Task to carry out: Look for the string "SISO" and copy every line that has it.

Structured figure records:
--- Begin ---

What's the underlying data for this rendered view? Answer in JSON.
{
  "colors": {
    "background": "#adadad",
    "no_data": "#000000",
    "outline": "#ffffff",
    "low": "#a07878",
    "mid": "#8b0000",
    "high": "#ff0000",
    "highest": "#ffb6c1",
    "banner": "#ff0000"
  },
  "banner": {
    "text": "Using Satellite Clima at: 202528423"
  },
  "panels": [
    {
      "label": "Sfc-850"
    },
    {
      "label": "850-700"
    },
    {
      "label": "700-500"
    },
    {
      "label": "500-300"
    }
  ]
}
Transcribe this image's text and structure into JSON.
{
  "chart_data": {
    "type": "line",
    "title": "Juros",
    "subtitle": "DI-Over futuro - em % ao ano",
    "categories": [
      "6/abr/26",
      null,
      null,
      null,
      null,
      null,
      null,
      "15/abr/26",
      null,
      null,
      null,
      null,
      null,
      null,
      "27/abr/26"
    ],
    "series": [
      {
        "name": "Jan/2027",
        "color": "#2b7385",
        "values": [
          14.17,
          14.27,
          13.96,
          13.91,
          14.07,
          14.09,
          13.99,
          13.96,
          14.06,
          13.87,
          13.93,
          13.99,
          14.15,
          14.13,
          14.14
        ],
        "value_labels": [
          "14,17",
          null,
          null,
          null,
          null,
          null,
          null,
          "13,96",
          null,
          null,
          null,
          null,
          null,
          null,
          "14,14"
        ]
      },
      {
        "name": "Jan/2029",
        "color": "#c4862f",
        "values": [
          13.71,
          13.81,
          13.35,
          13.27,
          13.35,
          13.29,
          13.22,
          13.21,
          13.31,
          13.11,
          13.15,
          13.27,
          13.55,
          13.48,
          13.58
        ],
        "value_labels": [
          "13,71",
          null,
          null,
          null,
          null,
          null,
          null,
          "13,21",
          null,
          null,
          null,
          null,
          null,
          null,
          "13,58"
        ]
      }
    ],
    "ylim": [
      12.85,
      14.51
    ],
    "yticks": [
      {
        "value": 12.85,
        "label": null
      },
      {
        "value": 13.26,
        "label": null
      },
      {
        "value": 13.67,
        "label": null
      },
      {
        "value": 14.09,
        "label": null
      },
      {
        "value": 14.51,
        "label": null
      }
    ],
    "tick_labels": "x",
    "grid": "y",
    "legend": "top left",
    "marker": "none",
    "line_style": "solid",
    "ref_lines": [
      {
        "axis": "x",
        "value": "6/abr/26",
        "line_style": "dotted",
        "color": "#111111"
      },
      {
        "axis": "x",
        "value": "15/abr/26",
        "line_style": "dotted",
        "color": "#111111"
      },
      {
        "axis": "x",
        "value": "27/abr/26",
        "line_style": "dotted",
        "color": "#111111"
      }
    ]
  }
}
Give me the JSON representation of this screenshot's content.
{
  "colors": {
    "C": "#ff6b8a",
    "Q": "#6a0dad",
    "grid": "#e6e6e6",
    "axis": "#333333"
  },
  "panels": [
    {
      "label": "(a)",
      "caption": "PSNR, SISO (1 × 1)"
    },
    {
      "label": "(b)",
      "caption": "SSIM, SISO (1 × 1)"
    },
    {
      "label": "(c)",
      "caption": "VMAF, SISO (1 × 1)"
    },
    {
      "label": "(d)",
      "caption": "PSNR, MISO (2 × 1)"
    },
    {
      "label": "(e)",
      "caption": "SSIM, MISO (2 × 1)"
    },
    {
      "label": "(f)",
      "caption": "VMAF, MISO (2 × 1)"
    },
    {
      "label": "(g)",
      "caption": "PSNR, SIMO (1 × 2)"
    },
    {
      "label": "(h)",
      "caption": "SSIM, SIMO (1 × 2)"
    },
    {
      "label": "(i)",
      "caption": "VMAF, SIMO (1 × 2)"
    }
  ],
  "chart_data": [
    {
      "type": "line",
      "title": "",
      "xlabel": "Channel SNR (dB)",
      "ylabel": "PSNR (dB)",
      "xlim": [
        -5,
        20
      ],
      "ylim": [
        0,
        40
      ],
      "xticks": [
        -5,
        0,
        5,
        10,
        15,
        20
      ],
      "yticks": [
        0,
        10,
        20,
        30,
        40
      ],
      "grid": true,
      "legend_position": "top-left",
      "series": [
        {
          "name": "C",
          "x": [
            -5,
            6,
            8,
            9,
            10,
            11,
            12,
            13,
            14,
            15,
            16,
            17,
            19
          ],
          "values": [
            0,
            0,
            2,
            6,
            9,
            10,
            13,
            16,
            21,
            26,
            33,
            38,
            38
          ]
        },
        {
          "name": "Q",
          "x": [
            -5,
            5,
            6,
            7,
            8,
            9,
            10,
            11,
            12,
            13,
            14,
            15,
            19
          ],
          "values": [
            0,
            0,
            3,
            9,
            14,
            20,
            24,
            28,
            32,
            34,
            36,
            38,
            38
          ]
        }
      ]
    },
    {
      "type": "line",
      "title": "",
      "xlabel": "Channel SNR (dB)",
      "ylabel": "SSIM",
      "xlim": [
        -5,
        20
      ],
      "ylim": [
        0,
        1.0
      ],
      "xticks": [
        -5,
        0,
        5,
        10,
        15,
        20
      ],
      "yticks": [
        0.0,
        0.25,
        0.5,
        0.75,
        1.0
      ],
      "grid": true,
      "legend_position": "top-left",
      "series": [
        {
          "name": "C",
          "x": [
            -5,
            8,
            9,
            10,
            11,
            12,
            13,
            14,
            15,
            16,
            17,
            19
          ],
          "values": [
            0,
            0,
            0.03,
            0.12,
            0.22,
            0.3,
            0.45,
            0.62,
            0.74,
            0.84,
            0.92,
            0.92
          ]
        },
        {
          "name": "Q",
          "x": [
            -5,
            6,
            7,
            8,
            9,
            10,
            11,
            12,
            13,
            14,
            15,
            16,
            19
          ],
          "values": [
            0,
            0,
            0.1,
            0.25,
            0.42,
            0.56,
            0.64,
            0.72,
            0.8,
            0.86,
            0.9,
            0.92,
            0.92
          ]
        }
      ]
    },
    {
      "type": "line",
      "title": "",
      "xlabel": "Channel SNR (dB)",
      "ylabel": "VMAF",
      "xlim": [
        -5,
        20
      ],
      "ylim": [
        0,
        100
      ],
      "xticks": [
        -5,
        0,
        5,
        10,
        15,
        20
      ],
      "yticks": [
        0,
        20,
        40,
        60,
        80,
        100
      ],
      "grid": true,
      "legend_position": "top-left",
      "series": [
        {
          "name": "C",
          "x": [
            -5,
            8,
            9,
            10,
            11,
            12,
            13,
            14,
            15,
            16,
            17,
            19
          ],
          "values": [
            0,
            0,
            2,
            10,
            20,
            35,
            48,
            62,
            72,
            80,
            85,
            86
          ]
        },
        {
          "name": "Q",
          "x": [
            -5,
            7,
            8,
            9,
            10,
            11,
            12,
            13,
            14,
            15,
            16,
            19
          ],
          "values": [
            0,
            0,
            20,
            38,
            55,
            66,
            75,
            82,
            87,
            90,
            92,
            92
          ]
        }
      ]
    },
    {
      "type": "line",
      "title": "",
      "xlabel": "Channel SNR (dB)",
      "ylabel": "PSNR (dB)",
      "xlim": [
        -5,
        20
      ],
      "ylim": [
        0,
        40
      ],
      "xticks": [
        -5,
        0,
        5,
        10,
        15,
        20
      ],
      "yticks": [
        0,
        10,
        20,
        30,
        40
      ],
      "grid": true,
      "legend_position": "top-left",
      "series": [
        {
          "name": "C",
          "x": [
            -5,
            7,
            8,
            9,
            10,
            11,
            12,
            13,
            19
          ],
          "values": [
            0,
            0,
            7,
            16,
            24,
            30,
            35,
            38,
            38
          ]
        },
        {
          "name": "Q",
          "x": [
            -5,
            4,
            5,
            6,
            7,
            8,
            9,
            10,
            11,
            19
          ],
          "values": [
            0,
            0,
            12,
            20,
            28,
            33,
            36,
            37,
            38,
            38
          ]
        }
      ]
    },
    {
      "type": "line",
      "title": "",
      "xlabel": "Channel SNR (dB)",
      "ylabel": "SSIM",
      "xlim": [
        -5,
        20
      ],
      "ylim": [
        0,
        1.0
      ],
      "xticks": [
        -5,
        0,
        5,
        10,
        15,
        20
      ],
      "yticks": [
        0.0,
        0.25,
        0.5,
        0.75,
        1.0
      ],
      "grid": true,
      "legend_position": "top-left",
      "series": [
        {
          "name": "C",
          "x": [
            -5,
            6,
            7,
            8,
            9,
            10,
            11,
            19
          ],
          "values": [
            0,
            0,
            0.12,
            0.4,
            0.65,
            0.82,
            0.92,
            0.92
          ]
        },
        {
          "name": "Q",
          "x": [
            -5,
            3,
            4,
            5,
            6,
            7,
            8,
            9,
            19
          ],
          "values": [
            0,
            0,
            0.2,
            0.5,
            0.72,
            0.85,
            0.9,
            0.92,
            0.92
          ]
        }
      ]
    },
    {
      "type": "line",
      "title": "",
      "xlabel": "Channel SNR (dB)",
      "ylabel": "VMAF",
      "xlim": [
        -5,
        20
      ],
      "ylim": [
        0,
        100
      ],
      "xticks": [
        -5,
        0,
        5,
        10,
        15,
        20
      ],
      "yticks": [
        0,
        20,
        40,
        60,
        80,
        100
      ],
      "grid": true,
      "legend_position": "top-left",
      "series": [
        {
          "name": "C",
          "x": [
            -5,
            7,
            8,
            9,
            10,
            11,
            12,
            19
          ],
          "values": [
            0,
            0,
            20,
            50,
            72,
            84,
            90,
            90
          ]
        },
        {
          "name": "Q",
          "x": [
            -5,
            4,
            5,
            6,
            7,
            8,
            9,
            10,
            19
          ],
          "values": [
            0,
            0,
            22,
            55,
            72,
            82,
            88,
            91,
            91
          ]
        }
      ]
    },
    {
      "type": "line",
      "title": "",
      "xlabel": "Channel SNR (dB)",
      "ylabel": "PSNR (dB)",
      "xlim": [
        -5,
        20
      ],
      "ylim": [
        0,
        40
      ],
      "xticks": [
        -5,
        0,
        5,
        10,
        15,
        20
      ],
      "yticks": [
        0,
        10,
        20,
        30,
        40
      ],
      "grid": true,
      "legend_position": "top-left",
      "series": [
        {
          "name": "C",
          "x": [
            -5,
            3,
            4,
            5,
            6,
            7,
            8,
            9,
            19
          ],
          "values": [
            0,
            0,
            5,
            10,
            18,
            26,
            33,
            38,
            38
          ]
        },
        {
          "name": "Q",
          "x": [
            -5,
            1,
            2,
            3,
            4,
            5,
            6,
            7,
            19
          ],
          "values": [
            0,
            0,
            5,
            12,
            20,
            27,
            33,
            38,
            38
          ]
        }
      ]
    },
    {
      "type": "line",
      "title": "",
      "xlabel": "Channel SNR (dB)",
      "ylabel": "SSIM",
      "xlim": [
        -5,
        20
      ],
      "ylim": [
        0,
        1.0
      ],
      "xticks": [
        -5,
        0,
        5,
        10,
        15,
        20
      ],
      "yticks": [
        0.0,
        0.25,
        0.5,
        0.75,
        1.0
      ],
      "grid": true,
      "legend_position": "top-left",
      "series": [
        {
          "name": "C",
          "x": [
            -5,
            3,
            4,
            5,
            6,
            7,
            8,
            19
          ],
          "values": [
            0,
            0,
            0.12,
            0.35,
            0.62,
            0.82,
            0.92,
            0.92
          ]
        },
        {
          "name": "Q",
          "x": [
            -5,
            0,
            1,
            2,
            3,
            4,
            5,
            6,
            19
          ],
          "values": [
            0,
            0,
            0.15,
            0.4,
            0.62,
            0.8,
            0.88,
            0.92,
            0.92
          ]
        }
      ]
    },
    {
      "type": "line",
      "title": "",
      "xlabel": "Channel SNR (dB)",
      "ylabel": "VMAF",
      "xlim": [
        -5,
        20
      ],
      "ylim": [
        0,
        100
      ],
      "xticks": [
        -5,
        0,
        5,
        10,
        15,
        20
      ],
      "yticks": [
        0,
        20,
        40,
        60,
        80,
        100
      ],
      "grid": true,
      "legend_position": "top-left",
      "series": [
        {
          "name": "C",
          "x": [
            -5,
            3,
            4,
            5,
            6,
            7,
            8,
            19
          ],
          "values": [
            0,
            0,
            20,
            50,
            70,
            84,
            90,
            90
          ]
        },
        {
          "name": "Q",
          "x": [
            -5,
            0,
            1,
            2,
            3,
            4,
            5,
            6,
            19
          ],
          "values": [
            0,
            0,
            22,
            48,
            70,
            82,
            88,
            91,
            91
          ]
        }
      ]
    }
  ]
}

--- End ---

Result of this task:
      "caption": "PSNR, SISO (1 × 1)"
      "caption": "SSIM, SISO (1 × 1)"
      "caption": "VMAF, SISO (1 × 1)"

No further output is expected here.